*Input*.
++++++++++

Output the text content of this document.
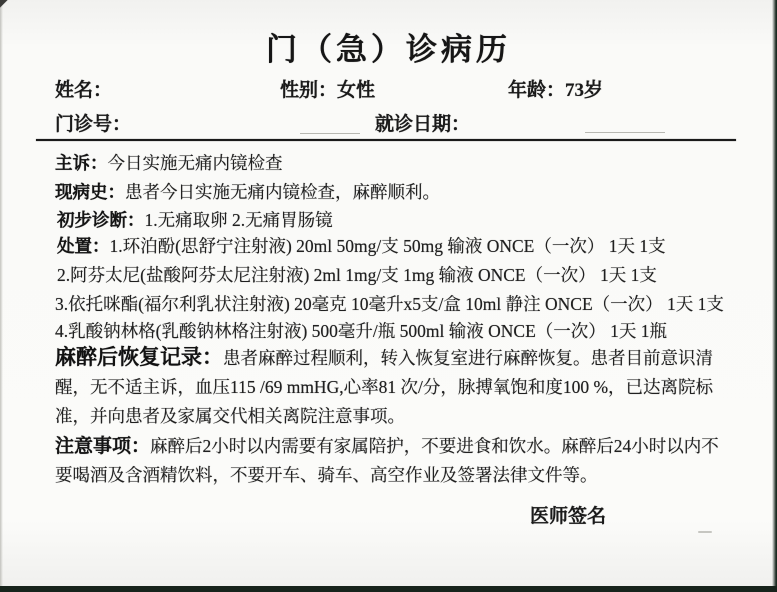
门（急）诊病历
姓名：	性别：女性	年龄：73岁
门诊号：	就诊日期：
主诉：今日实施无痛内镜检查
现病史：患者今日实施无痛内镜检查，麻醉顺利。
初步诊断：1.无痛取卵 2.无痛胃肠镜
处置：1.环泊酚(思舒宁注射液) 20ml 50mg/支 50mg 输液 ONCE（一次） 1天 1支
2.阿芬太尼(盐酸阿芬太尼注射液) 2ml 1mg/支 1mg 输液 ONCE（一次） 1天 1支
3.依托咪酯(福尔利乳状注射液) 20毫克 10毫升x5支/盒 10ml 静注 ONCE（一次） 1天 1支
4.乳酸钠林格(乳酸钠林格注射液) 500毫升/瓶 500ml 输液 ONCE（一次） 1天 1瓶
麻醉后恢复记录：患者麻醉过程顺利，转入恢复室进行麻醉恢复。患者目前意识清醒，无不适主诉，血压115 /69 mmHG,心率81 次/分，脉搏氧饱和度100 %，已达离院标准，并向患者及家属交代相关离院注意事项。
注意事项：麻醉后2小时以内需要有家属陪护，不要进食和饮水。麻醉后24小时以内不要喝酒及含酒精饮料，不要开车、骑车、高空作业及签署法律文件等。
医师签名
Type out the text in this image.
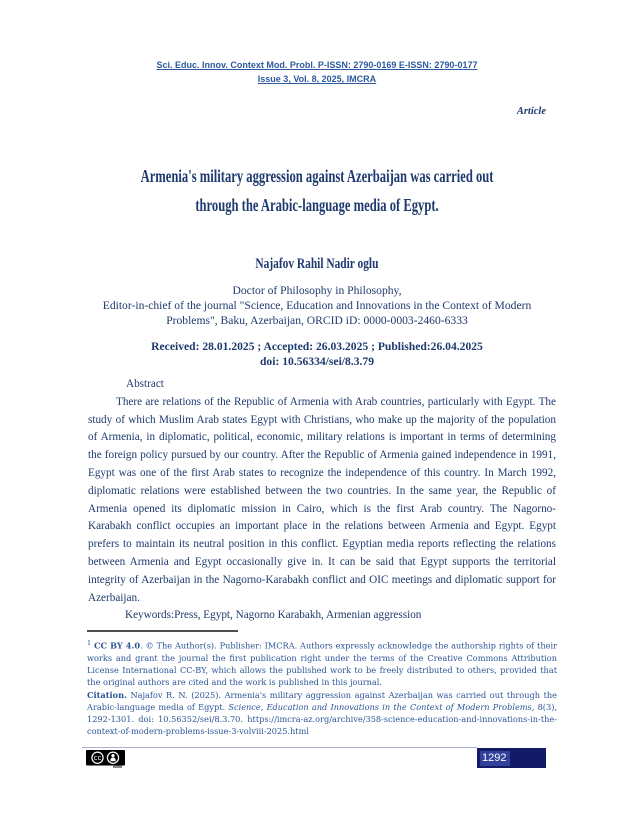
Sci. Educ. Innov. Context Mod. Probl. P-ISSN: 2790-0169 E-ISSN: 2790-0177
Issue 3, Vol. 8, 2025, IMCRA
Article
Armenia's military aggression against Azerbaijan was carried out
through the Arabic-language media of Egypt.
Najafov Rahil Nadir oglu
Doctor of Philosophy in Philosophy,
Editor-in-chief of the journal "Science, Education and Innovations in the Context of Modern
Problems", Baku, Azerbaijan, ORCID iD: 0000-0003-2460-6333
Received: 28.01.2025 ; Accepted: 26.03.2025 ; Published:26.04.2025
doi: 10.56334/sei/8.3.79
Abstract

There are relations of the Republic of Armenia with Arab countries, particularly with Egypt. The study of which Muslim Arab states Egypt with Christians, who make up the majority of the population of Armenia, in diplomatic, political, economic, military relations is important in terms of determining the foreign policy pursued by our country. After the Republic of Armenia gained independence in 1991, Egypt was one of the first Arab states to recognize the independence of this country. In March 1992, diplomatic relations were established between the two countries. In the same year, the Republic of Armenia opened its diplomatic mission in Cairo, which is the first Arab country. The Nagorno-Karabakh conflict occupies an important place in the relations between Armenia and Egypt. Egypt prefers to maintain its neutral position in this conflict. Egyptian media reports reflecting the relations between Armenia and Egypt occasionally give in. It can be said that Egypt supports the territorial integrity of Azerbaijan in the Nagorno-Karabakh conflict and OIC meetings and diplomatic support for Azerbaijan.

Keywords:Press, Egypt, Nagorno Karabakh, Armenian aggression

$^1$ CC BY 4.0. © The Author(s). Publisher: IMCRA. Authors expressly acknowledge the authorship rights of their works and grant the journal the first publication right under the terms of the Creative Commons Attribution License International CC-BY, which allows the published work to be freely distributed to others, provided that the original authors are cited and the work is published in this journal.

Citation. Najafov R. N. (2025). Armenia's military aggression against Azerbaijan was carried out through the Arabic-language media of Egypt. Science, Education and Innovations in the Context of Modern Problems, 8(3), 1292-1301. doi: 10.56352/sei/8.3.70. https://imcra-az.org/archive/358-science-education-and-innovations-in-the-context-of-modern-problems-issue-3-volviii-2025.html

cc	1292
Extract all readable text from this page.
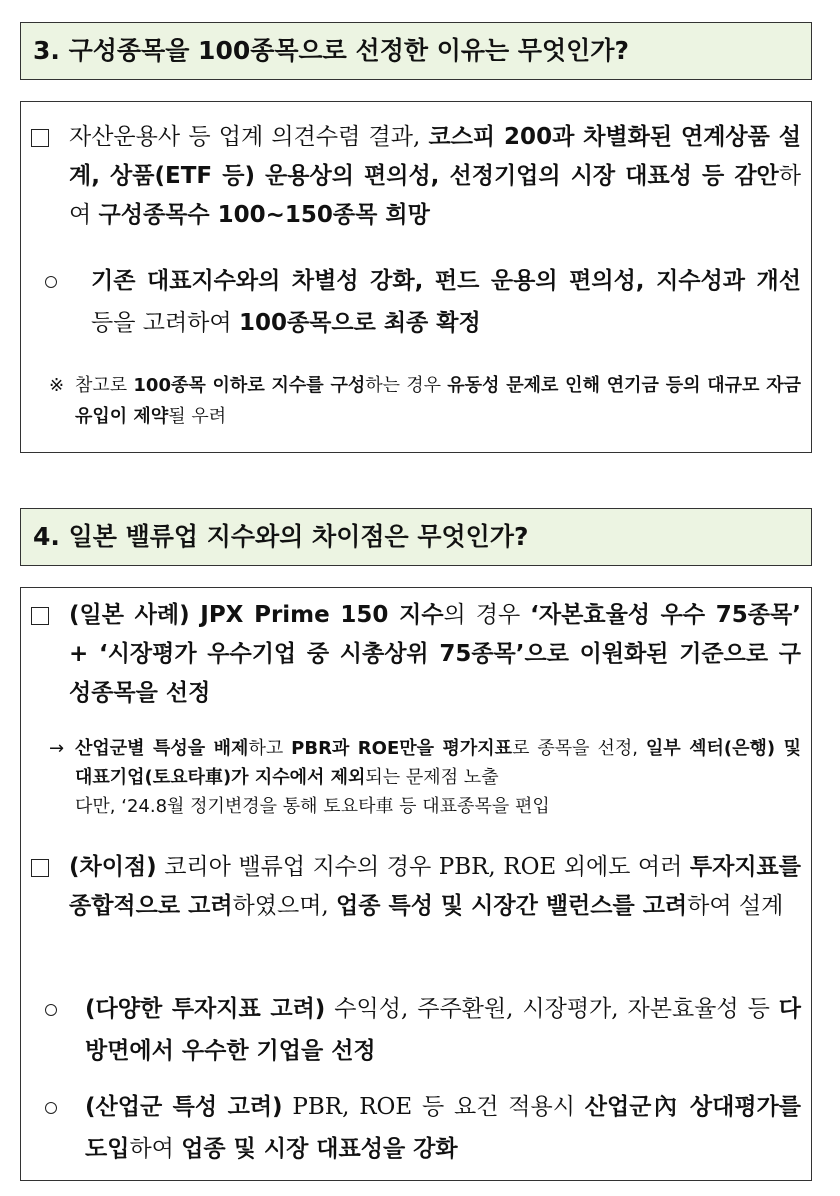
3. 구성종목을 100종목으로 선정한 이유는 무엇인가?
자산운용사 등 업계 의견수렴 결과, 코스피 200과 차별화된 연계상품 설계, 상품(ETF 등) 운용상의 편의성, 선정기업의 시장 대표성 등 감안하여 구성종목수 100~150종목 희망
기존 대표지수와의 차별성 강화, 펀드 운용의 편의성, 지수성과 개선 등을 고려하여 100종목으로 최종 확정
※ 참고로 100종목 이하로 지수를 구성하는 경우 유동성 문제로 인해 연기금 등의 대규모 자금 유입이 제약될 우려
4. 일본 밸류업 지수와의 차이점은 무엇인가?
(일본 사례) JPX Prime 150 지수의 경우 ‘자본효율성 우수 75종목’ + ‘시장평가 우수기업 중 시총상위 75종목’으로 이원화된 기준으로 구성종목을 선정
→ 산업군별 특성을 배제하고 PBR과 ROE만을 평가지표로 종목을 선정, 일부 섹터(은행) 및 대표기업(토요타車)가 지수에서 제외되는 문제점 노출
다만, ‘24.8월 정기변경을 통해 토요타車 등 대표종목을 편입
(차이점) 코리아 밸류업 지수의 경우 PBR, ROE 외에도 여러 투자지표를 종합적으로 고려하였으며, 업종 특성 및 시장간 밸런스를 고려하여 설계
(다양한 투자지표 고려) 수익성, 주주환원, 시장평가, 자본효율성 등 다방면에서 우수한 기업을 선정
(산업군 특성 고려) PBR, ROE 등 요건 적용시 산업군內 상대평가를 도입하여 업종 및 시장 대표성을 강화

++++++++++

*Exercise brief*. Search the data above for the string "Education" and return every line that has it.

*Result of the task*.
Editor-in-chief of the journal "Science, Education and Innovations in the Context of Modern
Citation. Najafov R. N. (2025). Armenia's military aggression against Azerbaijan was carried out through the Arabic-language media of Egypt. Science, Education and Innovations in the Context of Modern Problems, 8(3), 1292-1301. doi: 10.56352/sei/8.3.70. https://imcra-az.org/archive/358-science-education-and-innovations-in-the-context-of-modern-problems-issue-3-volviii-2025.html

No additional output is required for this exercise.